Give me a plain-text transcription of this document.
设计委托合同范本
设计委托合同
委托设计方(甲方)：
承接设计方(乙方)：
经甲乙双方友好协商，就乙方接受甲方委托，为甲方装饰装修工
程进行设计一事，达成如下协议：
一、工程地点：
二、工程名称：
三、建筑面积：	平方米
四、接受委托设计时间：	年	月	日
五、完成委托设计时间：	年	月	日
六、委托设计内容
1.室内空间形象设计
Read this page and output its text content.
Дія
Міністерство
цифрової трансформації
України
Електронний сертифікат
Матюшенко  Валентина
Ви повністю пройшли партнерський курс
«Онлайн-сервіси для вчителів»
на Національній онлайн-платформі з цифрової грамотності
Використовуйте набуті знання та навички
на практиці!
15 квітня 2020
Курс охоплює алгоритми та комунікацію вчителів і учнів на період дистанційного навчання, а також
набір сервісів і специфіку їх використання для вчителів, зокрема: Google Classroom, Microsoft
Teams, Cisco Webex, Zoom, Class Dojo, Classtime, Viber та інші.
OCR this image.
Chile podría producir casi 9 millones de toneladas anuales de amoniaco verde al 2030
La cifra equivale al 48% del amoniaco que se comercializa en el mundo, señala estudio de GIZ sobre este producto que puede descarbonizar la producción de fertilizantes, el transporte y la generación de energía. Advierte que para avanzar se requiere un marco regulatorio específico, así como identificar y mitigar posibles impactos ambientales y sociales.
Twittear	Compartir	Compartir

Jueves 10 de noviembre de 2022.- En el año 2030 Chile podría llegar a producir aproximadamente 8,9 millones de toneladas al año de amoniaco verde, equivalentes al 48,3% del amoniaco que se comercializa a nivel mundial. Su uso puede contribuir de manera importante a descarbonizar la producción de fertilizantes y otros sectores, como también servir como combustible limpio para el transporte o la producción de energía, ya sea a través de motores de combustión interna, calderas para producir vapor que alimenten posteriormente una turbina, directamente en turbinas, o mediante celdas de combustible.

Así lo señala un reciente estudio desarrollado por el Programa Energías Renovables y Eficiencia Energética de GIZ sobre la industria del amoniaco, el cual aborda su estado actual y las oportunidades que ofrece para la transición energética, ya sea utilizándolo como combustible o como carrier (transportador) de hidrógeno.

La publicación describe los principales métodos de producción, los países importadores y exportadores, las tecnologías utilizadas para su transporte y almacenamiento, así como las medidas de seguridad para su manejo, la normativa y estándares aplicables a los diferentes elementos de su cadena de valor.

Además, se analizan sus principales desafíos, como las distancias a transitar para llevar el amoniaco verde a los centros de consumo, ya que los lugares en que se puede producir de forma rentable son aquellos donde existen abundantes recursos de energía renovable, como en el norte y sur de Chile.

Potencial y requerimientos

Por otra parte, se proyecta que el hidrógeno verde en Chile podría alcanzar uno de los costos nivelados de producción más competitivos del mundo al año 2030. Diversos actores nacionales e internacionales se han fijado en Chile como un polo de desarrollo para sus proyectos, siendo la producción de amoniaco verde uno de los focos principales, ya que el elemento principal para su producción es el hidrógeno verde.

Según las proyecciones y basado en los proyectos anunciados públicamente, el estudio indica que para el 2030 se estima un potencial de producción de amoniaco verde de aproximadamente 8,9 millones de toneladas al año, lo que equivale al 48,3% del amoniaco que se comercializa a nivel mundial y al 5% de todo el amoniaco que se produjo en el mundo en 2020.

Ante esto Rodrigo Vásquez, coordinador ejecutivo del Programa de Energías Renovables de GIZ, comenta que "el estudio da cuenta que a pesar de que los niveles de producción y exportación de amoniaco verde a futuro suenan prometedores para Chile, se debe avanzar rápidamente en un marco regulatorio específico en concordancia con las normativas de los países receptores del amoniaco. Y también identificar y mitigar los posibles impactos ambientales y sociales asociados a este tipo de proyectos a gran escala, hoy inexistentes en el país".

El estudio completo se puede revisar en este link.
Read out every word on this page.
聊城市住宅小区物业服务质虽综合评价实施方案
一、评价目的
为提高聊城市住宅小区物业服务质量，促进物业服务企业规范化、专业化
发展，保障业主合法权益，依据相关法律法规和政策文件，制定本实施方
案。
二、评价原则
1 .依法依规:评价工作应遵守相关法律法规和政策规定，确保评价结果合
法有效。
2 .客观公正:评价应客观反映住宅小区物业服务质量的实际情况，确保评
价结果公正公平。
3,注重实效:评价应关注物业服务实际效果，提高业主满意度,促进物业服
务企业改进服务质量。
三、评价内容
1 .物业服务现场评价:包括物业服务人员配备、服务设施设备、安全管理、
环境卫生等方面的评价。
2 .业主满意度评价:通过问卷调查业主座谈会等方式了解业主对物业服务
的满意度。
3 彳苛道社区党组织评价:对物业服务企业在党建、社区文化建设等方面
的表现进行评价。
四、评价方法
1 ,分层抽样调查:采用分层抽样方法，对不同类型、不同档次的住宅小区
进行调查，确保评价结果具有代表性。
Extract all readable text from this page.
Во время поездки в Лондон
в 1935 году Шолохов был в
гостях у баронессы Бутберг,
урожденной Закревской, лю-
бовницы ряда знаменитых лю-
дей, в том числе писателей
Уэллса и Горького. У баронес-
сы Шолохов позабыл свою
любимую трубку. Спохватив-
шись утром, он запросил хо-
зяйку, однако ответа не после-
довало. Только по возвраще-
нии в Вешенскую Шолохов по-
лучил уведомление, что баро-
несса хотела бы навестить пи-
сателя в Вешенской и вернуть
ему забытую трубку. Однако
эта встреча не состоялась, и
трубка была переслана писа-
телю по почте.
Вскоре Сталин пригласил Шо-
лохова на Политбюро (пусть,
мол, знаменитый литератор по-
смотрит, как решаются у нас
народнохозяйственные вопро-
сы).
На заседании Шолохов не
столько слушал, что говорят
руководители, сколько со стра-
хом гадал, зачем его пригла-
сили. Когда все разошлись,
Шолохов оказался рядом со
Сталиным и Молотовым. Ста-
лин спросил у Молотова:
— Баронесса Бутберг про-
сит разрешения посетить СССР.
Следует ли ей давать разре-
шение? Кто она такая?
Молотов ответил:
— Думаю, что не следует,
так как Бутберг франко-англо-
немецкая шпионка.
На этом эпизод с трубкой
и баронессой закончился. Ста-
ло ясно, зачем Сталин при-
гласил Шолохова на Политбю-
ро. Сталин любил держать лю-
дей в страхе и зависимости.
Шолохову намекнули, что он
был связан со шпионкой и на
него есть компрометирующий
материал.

▶ [To be done]:
Show, from the listing above, each line that contains the word "this".

▶ [Final result]:
Give me a plain-text transcription of this document.
Read this page and output its text content.
OCR this image.
Read out every word on this page.
Extract all readable text from this page.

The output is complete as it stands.